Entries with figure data
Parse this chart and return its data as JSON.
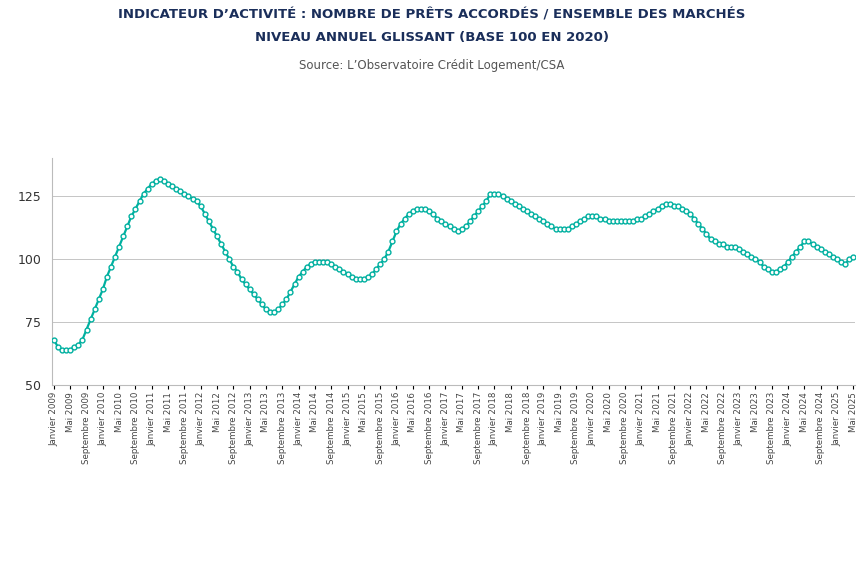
{
  "title_line1": "INDICATEUR D’ACTIVITÉ : NOMBRE DE PRÊTS ACCORDÉS / ENSEMBLE DES MARCHÉS",
  "title_line2": "NIVEAU ANNUEL GLISSANT (BASE 100 EN 2020)",
  "subtitle": "Source: L’Observatoire Crédit Logement/CSA",
  "line_color": "#00b0a0",
  "marker_size": 3.5,
  "line_width": 1.6,
  "ylim": [
    50,
    140
  ],
  "yticks": [
    50,
    75,
    100,
    125
  ],
  "bg_color": "#ffffff",
  "grid_color": "#bbbbbb",
  "title_color": "#1a2e5a",
  "values": [
    68,
    65,
    64,
    64,
    64,
    65,
    66,
    68,
    72,
    76,
    80,
    84,
    88,
    93,
    97,
    101,
    105,
    109,
    113,
    117,
    120,
    123,
    126,
    128,
    130,
    131,
    132,
    131,
    130,
    129,
    128,
    127,
    126,
    125,
    124,
    123,
    121,
    118,
    115,
    112,
    109,
    106,
    103,
    100,
    97,
    95,
    92,
    90,
    88,
    86,
    84,
    82,
    80,
    79,
    79,
    80,
    82,
    84,
    87,
    90,
    93,
    95,
    97,
    98,
    99,
    99,
    99,
    99,
    98,
    97,
    96,
    95,
    94,
    93,
    92,
    92,
    92,
    93,
    94,
    96,
    98,
    100,
    103,
    107,
    111,
    114,
    116,
    118,
    119,
    120,
    120,
    120,
    119,
    118,
    116,
    115,
    114,
    113,
    112,
    111,
    112,
    113,
    115,
    117,
    119,
    121,
    123,
    126,
    126,
    126,
    125,
    124,
    123,
    122,
    121,
    120,
    119,
    118,
    117,
    116,
    115,
    114,
    113,
    112,
    112,
    112,
    112,
    113,
    114,
    115,
    116,
    117,
    117,
    117,
    116,
    116,
    115,
    115,
    115,
    115,
    115,
    115,
    115,
    116,
    116,
    117,
    118,
    119,
    120,
    121,
    122,
    122,
    121,
    121,
    120,
    119,
    118,
    116,
    114,
    112,
    110,
    108,
    107,
    106,
    106,
    105,
    105,
    105,
    104,
    103,
    102,
    101,
    100,
    99,
    97,
    96,
    95,
    95,
    96,
    97,
    99,
    101,
    103,
    105,
    107,
    107,
    106,
    105,
    104,
    103,
    102,
    101,
    100,
    99,
    98,
    100,
    101
  ]
}
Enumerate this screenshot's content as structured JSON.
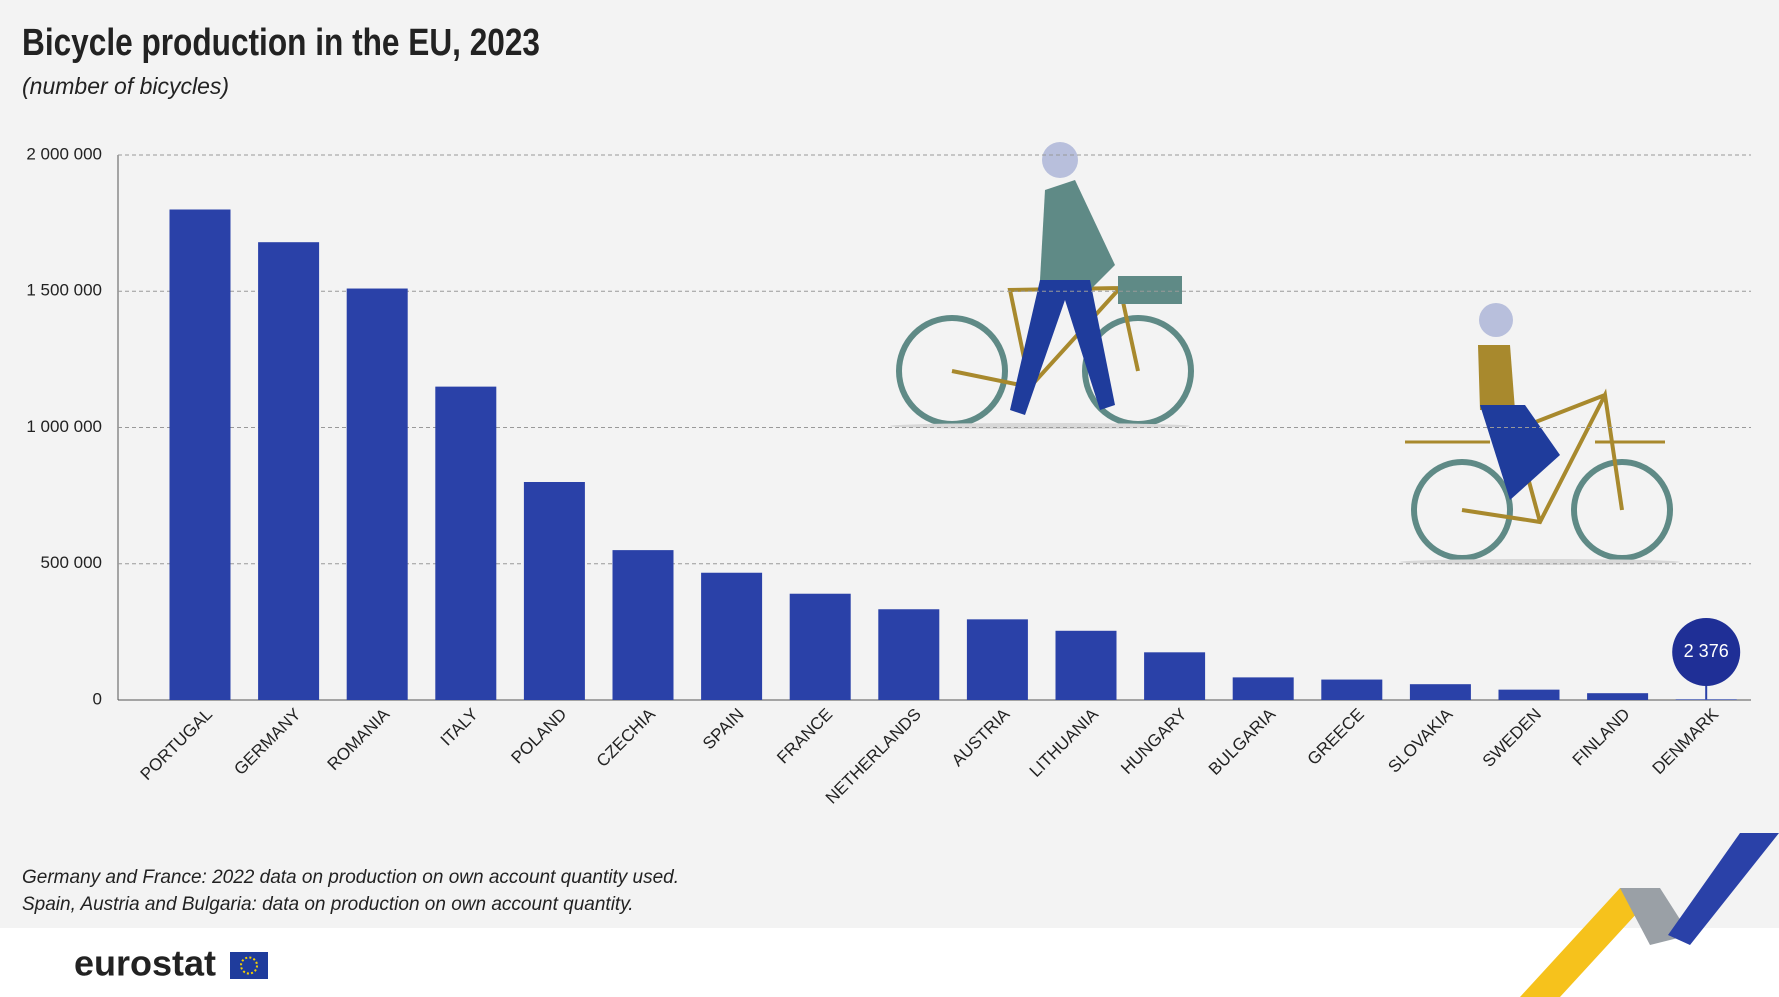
{
  "chart_data": {
    "type": "bar",
    "title": "Bicycle production in the EU, 2023",
    "subtitle": "(number of bicycles)",
    "categories": [
      "PORTUGAL",
      "GERMANY",
      "ROMANIA",
      "ITALY",
      "POLAND",
      "CZECHIA",
      "SPAIN",
      "FRANCE",
      "NETHERLANDS",
      "AUSTRIA",
      "LITHUANIA",
      "HUNGARY",
      "BULGARIA",
      "GREECE",
      "SLOVAKIA",
      "SWEDEN",
      "FINLAND",
      "DENMARK"
    ],
    "values": [
      1800000,
      1680000,
      1510000,
      1150000,
      800000,
      550000,
      467000,
      390000,
      333000,
      296000,
      254000,
      175000,
      83000,
      75000,
      58000,
      38000,
      25000,
      2376
    ],
    "value_labels": [
      null,
      null,
      null,
      null,
      null,
      null,
      null,
      null,
      null,
      null,
      null,
      null,
      null,
      null,
      null,
      null,
      null,
      "2 376"
    ],
    "color": "#2a41a8",
    "ylim": [
      0,
      2000000
    ],
    "yticks": [
      {
        "value": 0,
        "label": "0"
      },
      {
        "value": 500000,
        "label": "500 000"
      },
      {
        "value": 1000000,
        "label": "1 000 000"
      },
      {
        "value": 1500000,
        "label": "1 500 000"
      },
      {
        "value": 2000000,
        "label": "2 000 000"
      }
    ],
    "grid": true,
    "notes": [
      "Germany and France: 2022 data on production on own account quantity used.",
      "Spain, Austria and Bulgaria: data on production on own account quantity."
    ],
    "source": "eurostat"
  }
}
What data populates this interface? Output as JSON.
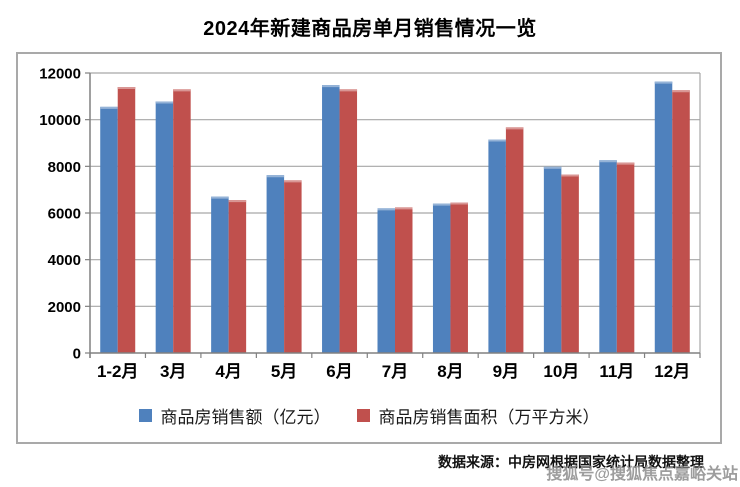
{
  "page": {
    "title": "2024年新建商品房单月销售情况一览",
    "source_note": "数据来源：中房网根据国家统计局数据整理",
    "watermark": "搜狐号@搜狐焦点嘉峪关站"
  },
  "colors": {
    "series_amount": "#4F81BD",
    "series_amount_highlight": "#95B3D7",
    "series_area": "#C0504D",
    "series_area_highlight": "#D99694",
    "gridline": "#a6a6a6",
    "axis": "#808080",
    "chart_border": "#a9a9a9",
    "tick_text": "#000000"
  },
  "chart_data": {
    "type": "bar",
    "title": "2024年新建商品房单月销售情况一览",
    "categories": [
      "1-2月",
      "3月",
      "4月",
      "5月",
      "6月",
      "7月",
      "8月",
      "9月",
      "10月",
      "11月",
      "12月"
    ],
    "series": [
      {
        "name": "商品房销售额（亿元）",
        "color": "#4F81BD",
        "values": [
          10550,
          10780,
          6700,
          7620,
          11480,
          6200,
          6400,
          9150,
          7980,
          8260,
          11630
        ]
      },
      {
        "name": "商品房销售面积（万平方米）",
        "color": "#C0504D",
        "values": [
          11400,
          11300,
          6550,
          7400,
          11300,
          6240,
          6450,
          9670,
          7650,
          8160,
          11260
        ]
      }
    ],
    "xlabel": "",
    "ylabel": "",
    "ylim": [
      0,
      12000
    ],
    "ytick_step": 2000,
    "yticks": [
      "0",
      "2000",
      "4000",
      "6000",
      "8000",
      "10000",
      "12000"
    ],
    "grid": true,
    "legend_position": "bottom"
  }
}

What is needed:
Extract all the data above exactly, excluding every picture.

Answer to this problem:
Parse this chart and return its data as JSON.
{
  "title_line1": "INDICATEUR D’ACTIVITÉ : NOMBRE DE PRÊTS ACCORDÉS / ENSEMBLE DES MARCHÉS",
  "title_line2": "NIVEAU ANNUEL GLISSANT (BASE 100 EN 2020)",
  "subtitle": "Source: L’Observatoire Crédit Logement/CSA",
  "line_color": "#00b0a0",
  "marker_size": 3.5,
  "line_width": 1.6,
  "ylim": [
    50,
    140
  ],
  "yticks": [
    50,
    75,
    100,
    125
  ],
  "bg_color": "#ffffff",
  "grid_color": "#bbbbbb",
  "title_color": "#1a2e5a",
  "values": [
    68,
    65,
    64,
    64,
    64,
    65,
    66,
    68,
    72,
    76,
    80,
    84,
    88,
    93,
    97,
    101,
    105,
    109,
    113,
    117,
    120,
    123,
    126,
    128,
    130,
    131,
    132,
    131,
    130,
    129,
    128,
    127,
    126,
    125,
    124,
    123,
    121,
    118,
    115,
    112,
    109,
    106,
    103,
    100,
    97,
    95,
    92,
    90,
    88,
    86,
    84,
    82,
    80,
    79,
    79,
    80,
    82,
    84,
    87,
    90,
    93,
    95,
    97,
    98,
    99,
    99,
    99,
    99,
    98,
    97,
    96,
    95,
    94,
    93,
    92,
    92,
    92,
    93,
    94,
    96,
    98,
    100,
    103,
    107,
    111,
    114,
    116,
    118,
    119,
    120,
    120,
    120,
    119,
    118,
    116,
    115,
    114,
    113,
    112,
    111,
    112,
    113,
    115,
    117,
    119,
    121,
    123,
    126,
    126,
    126,
    125,
    124,
    123,
    122,
    121,
    120,
    119,
    118,
    117,
    116,
    115,
    114,
    113,
    112,
    112,
    112,
    112,
    113,
    114,
    115,
    116,
    117,
    117,
    117,
    116,
    116,
    115,
    115,
    115,
    115,
    115,
    115,
    115,
    116,
    116,
    117,
    118,
    119,
    120,
    121,
    122,
    122,
    121,
    121,
    120,
    119,
    118,
    116,
    114,
    112,
    110,
    108,
    107,
    106,
    106,
    105,
    105,
    105,
    104,
    103,
    102,
    101,
    100,
    99,
    97,
    96,
    95,
    95,
    96,
    97,
    99,
    101,
    103,
    105,
    107,
    107,
    106,
    105,
    104,
    103,
    102,
    101,
    100,
    99,
    98,
    100,
    101
  ]
}
Enumerate this screenshot's content as structured JSON.
{
  "chart_data": {
    "type": "bar",
    "title": "Bicycle production in the EU, 2023",
    "subtitle": "(number of bicycles)",
    "categories": [
      "PORTUGAL",
      "GERMANY",
      "ROMANIA",
      "ITALY",
      "POLAND",
      "CZECHIA",
      "SPAIN",
      "FRANCE",
      "NETHERLANDS",
      "AUSTRIA",
      "LITHUANIA",
      "HUNGARY",
      "BULGARIA",
      "GREECE",
      "SLOVAKIA",
      "SWEDEN",
      "FINLAND",
      "DENMARK"
    ],
    "values": [
      1800000,
      1680000,
      1510000,
      1150000,
      800000,
      550000,
      467000,
      390000,
      333000,
      296000,
      254000,
      175000,
      83000,
      75000,
      58000,
      38000,
      25000,
      2376
    ],
    "value_labels": [
      null,
      null,
      null,
      null,
      null,
      null,
      null,
      null,
      null,
      null,
      null,
      null,
      null,
      null,
      null,
      null,
      null,
      "2 376"
    ],
    "color": "#2a41a8",
    "ylim": [
      0,
      2000000
    ],
    "yticks": [
      {
        "value": 0,
        "label": "0"
      },
      {
        "value": 500000,
        "label": "500 000"
      },
      {
        "value": 1000000,
        "label": "1 000 000"
      },
      {
        "value": 1500000,
        "label": "1 500 000"
      },
      {
        "value": 2000000,
        "label": "2 000 000"
      }
    ],
    "grid": true,
    "notes": [
      "Germany and France: 2022 data on production on own account quantity used.",
      "Spain, Austria and Bulgaria: data on production on own account quantity."
    ],
    "source": "eurostat"
  }
}
What data populates this interface? Output as JSON.
{
  "page": {
    "title": "2024年新建商品房单月销售情况一览",
    "source_note": "数据来源：中房网根据国家统计局数据整理",
    "watermark": "搜狐号@搜狐焦点嘉峪关站"
  },
  "colors": {
    "series_amount": "#4F81BD",
    "series_amount_highlight": "#95B3D7",
    "series_area": "#C0504D",
    "series_area_highlight": "#D99694",
    "gridline": "#a6a6a6",
    "axis": "#808080",
    "chart_border": "#a9a9a9",
    "tick_text": "#000000"
  },
  "chart_data": {
    "type": "bar",
    "title": "2024年新建商品房单月销售情况一览",
    "categories": [
      "1-2月",
      "3月",
      "4月",
      "5月",
      "6月",
      "7月",
      "8月",
      "9月",
      "10月",
      "11月",
      "12月"
    ],
    "series": [
      {
        "name": "商品房销售额（亿元）",
        "color": "#4F81BD",
        "values": [
          10550,
          10780,
          6700,
          7620,
          11480,
          6200,
          6400,
          9150,
          7980,
          8260,
          11630
        ]
      },
      {
        "name": "商品房销售面积（万平方米）",
        "color": "#C0504D",
        "values": [
          11400,
          11300,
          6550,
          7400,
          11300,
          6240,
          6450,
          9670,
          7650,
          8160,
          11260
        ]
      }
    ],
    "xlabel": "",
    "ylabel": "",
    "ylim": [
      0,
      12000
    ],
    "ytick_step": 2000,
    "yticks": [
      "0",
      "2000",
      "4000",
      "6000",
      "8000",
      "10000",
      "12000"
    ],
    "grid": true,
    "legend_position": "bottom"
  }
}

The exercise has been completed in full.